**Required work**
Every record should be written out exactly, please.

**Supplied data**
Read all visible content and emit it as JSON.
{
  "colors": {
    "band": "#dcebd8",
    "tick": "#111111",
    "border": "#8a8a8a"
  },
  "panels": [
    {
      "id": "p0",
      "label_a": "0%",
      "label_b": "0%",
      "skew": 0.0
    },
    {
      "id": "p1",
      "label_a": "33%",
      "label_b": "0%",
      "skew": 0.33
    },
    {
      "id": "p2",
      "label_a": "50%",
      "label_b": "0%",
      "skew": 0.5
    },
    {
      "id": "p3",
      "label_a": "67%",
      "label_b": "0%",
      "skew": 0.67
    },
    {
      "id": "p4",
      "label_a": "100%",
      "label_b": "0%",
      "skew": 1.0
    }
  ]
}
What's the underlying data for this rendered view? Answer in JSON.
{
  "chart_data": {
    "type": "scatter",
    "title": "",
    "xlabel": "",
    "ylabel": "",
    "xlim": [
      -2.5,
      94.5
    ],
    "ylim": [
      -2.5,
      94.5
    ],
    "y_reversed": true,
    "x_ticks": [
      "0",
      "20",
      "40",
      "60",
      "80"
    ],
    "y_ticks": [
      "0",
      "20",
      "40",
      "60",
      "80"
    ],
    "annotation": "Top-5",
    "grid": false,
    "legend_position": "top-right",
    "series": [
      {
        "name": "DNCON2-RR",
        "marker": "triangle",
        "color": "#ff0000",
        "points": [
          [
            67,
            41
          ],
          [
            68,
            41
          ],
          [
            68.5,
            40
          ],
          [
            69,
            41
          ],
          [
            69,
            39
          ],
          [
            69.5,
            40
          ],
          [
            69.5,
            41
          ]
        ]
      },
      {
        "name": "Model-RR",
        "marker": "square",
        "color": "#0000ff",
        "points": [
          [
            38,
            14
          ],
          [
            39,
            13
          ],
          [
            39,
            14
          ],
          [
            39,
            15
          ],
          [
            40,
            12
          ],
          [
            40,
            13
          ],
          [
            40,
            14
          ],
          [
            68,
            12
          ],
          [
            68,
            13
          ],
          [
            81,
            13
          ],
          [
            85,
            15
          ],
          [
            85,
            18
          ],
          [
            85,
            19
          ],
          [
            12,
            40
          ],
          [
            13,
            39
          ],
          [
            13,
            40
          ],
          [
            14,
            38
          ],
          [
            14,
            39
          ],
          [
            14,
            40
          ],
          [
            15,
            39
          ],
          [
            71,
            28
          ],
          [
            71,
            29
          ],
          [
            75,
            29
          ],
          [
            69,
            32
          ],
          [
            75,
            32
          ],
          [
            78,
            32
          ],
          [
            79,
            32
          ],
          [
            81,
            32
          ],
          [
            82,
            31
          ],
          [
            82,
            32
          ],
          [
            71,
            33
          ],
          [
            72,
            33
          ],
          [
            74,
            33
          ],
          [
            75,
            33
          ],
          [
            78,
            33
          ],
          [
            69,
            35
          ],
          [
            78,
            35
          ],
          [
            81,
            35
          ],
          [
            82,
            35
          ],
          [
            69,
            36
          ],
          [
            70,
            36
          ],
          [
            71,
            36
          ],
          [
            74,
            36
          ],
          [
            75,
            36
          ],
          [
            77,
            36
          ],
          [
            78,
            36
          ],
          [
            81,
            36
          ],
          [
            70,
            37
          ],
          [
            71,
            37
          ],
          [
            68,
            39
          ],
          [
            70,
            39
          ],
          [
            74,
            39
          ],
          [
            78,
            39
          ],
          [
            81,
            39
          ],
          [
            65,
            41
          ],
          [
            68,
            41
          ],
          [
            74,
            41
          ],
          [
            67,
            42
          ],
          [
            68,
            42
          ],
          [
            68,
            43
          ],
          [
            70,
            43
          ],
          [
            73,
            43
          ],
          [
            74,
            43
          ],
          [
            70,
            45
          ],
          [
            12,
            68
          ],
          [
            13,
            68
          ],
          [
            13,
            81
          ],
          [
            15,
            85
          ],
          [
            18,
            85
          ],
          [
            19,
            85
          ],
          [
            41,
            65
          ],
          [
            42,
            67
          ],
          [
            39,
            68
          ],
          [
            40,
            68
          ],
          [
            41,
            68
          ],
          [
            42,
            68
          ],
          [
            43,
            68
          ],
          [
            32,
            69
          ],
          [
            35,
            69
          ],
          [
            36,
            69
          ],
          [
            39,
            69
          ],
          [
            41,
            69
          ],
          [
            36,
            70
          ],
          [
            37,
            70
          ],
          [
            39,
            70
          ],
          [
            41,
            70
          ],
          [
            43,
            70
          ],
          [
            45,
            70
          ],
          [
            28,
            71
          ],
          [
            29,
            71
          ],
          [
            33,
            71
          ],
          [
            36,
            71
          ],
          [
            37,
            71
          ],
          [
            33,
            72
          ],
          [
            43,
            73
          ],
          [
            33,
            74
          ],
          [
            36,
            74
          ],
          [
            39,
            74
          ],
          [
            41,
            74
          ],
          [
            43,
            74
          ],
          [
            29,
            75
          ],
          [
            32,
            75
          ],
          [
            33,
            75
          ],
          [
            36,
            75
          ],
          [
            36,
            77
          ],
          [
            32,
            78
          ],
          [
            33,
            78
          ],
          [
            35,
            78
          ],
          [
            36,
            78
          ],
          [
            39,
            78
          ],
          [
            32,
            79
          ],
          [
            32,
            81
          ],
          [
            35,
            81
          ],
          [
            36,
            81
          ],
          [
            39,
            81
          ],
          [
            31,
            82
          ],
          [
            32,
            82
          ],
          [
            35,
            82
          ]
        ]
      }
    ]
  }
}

**The reply**
Read all visible content and emit it as JSON.
{
  "colors": {
    "band": "#dcebd8",
    "tick": "#111111",
    "border": "#8a8a8a"
  },
  "panels": [
    {
      "id": "p0",
      "label_a": "0%",
      "label_b": "0%",
      "skew": 0.0
    },
    {
      "id": "p1",
      "label_a": "33%",
      "label_b": "0%",
      "skew": 0.33
    },
    {
      "id": "p2",
      "label_a": "50%",
      "label_b": "0%",
      "skew": 0.5
    },
    {
      "id": "p3",
      "label_a": "67%",
      "label_b": "0%",
      "skew": 0.67
    },
    {
      "id": "p4",
      "label_a": "100%",
      "label_b": "0%",
      "skew": 1.0
    }
  ]
}
What's the underlying data for this rendered view? Answer in JSON.
{
  "chart_data": {
    "type": "scatter",
    "title": "",
    "xlabel": "",
    "ylabel": "",
    "xlim": [
      -2.5,
      94.5
    ],
    "ylim": [
      -2.5,
      94.5
    ],
    "y_reversed": true,
    "x_ticks": [
      "0",
      "20",
      "40",
      "60",
      "80"
    ],
    "y_ticks": [
      "0",
      "20",
      "40",
      "60",
      "80"
    ],
    "annotation": "Top-5",
    "grid": false,
    "legend_position": "top-right",
    "series": [
      {
        "name": "DNCON2-RR",
        "marker": "triangle",
        "color": "#ff0000",
        "points": [
          [
            67,
            41
          ],
          [
            68,
            41
          ],
          [
            68.5,
            40
          ],
          [
            69,
            41
          ],
          [
            69,
            39
          ],
          [
            69.5,
            40
          ],
          [
            69.5,
            41
          ]
        ]
      },
      {
        "name": "Model-RR",
        "marker": "square",
        "color": "#0000ff",
        "points": [
          [
            38,
            14
          ],
          [
            39,
            13
          ],
          [
            39,
            14
          ],
          [
            39,
            15
          ],
          [
            40,
            12
          ],
          [
            40,
            13
          ],
          [
            40,
            14
          ],
          [
            68,
            12
          ],
          [
            68,
            13
          ],
          [
            81,
            13
          ],
          [
            85,
            15
          ],
          [
            85,
            18
          ],
          [
            85,
            19
          ],
          [
            12,
            40
          ],
          [
            13,
            39
          ],
          [
            13,
            40
          ],
          [
            14,
            38
          ],
          [
            14,
            39
          ],
          [
            14,
            40
          ],
          [
            15,
            39
          ],
          [
            71,
            28
          ],
          [
            71,
            29
          ],
          [
            75,
            29
          ],
          [
            69,
            32
          ],
          [
            75,
            32
          ],
          [
            78,
            32
          ],
          [
            79,
            32
          ],
          [
            81,
            32
          ],
          [
            82,
            31
          ],
          [
            82,
            32
          ],
          [
            71,
            33
          ],
          [
            72,
            33
          ],
          [
            74,
            33
          ],
          [
            75,
            33
          ],
          [
            78,
            33
          ],
          [
            69,
            35
          ],
          [
            78,
            35
          ],
          [
            81,
            35
          ],
          [
            82,
            35
          ],
          [
            69,
            36
          ],
          [
            70,
            36
          ],
          [
            71,
            36
          ],
          [
            74,
            36
          ],
          [
            75,
            36
          ],
          [
            77,
            36
          ],
          [
            78,
            36
          ],
          [
            81,
            36
          ],
          [
            70,
            37
          ],
          [
            71,
            37
          ],
          [
            68,
            39
          ],
          [
            70,
            39
          ],
          [
            74,
            39
          ],
          [
            78,
            39
          ],
          [
            81,
            39
          ],
          [
            65,
            41
          ],
          [
            68,
            41
          ],
          [
            74,
            41
          ],
          [
            67,
            42
          ],
          [
            68,
            42
          ],
          [
            68,
            43
          ],
          [
            70,
            43
          ],
          [
            73,
            43
          ],
          [
            74,
            43
          ],
          [
            70,
            45
          ],
          [
            12,
            68
          ],
          [
            13,
            68
          ],
          [
            13,
            81
          ],
          [
            15,
            85
          ],
          [
            18,
            85
          ],
          [
            19,
            85
          ],
          [
            41,
            65
          ],
          [
            42,
            67
          ],
          [
            39,
            68
          ],
          [
            40,
            68
          ],
          [
            41,
            68
          ],
          [
            42,
            68
          ],
          [
            43,
            68
          ],
          [
            32,
            69
          ],
          [
            35,
            69
          ],
          [
            36,
            69
          ],
          [
            39,
            69
          ],
          [
            41,
            69
          ],
          [
            36,
            70
          ],
          [
            37,
            70
          ],
          [
            39,
            70
          ],
          [
            41,
            70
          ],
          [
            43,
            70
          ],
          [
            45,
            70
          ],
          [
            28,
            71
          ],
          [
            29,
            71
          ],
          [
            33,
            71
          ],
          [
            36,
            71
          ],
          [
            37,
            71
          ],
          [
            33,
            72
          ],
          [
            43,
            73
          ],
          [
            33,
            74
          ],
          [
            36,
            74
          ],
          [
            39,
            74
          ],
          [
            41,
            74
          ],
          [
            43,
            74
          ],
          [
            29,
            75
          ],
          [
            32,
            75
          ],
          [
            33,
            75
          ],
          [
            36,
            75
          ],
          [
            36,
            77
          ],
          [
            32,
            78
          ],
          [
            33,
            78
          ],
          [
            35,
            78
          ],
          [
            36,
            78
          ],
          [
            39,
            78
          ],
          [
            32,
            79
          ],
          [
            32,
            81
          ],
          [
            35,
            81
          ],
          [
            36,
            81
          ],
          [
            39,
            81
          ],
          [
            31,
            82
          ],
          [
            32,
            82
          ],
          [
            35,
            82
          ]
        ]
      }
    ]
  }
}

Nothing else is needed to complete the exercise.